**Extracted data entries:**
• • • • • • •

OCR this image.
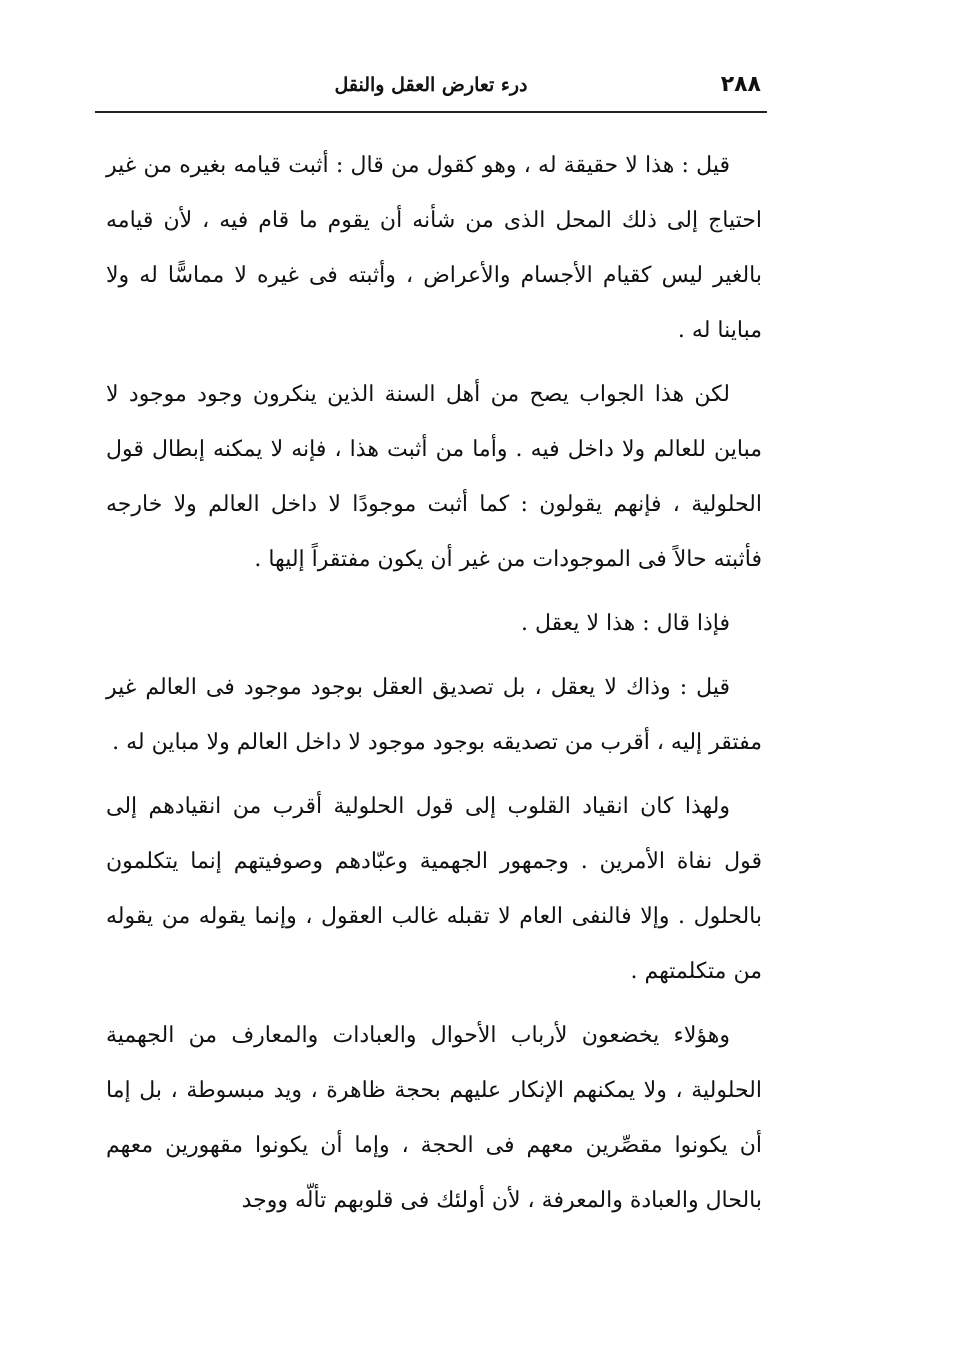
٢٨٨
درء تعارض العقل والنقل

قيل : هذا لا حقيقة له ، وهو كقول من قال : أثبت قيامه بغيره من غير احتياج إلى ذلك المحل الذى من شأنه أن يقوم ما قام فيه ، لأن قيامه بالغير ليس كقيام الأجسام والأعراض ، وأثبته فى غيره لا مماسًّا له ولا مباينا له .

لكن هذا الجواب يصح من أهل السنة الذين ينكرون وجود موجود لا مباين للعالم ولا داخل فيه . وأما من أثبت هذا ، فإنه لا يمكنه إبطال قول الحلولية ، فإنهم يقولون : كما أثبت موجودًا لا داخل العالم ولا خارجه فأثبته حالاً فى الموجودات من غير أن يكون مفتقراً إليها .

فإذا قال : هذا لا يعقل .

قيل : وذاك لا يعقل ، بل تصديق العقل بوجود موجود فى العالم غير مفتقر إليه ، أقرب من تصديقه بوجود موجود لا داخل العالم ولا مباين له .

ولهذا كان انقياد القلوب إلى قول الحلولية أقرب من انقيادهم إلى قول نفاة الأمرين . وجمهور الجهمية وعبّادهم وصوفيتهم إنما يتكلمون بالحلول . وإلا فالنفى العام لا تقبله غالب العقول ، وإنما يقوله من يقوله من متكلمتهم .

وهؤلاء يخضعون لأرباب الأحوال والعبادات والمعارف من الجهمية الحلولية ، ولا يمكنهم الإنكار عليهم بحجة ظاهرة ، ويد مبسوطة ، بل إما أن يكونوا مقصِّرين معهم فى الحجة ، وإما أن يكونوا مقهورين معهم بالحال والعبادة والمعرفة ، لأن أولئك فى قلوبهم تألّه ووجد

• • • • • • •

**EXERCISE PROMPT:** Transcribe all the records above word for word, without their images.

**WRITTEN ANSWER:**
OCR this image.
٢٨٨
درء تعارض العقل والنقل

قيل : هذا لا حقيقة له ، وهو كقول من قال : أثبت قيامه بغيره من غير احتياج إلى ذلك المحل الذى من شأنه أن يقوم ما قام فيه ، لأن قيامه بالغير ليس كقيام الأجسام والأعراض ، وأثبته فى غيره لا مماسًّا له ولا مباينا له .

لكن هذا الجواب يصح من أهل السنة الذين ينكرون وجود موجود لا مباين للعالم ولا داخل فيه . وأما من أثبت هذا ، فإنه لا يمكنه إبطال قول الحلولية ، فإنهم يقولون : كما أثبت موجودًا لا داخل العالم ولا خارجه فأثبته حالاً فى الموجودات من غير أن يكون مفتقراً إليها .

فإذا قال : هذا لا يعقل .

قيل : وذاك لا يعقل ، بل تصديق العقل بوجود موجود فى العالم غير مفتقر إليه ، أقرب من تصديقه بوجود موجود لا داخل العالم ولا مباين له .

ولهذا كان انقياد القلوب إلى قول الحلولية أقرب من انقيادهم إلى قول نفاة الأمرين . وجمهور الجهمية وعبّادهم وصوفيتهم إنما يتكلمون بالحلول . وإلا فالنفى العام لا تقبله غالب العقول ، وإنما يقوله من يقوله من متكلمتهم .

وهؤلاء يخضعون لأرباب الأحوال والعبادات والمعارف من الجهمية الحلولية ، ولا يمكنهم الإنكار عليهم بحجة ظاهرة ، ويد مبسوطة ، بل إما أن يكونوا مقصِّرين معهم فى الحجة ، وإما أن يكونوا مقهورين معهم بالحال والعبادة والمعرفة ، لأن أولئك فى قلوبهم تألّه ووجد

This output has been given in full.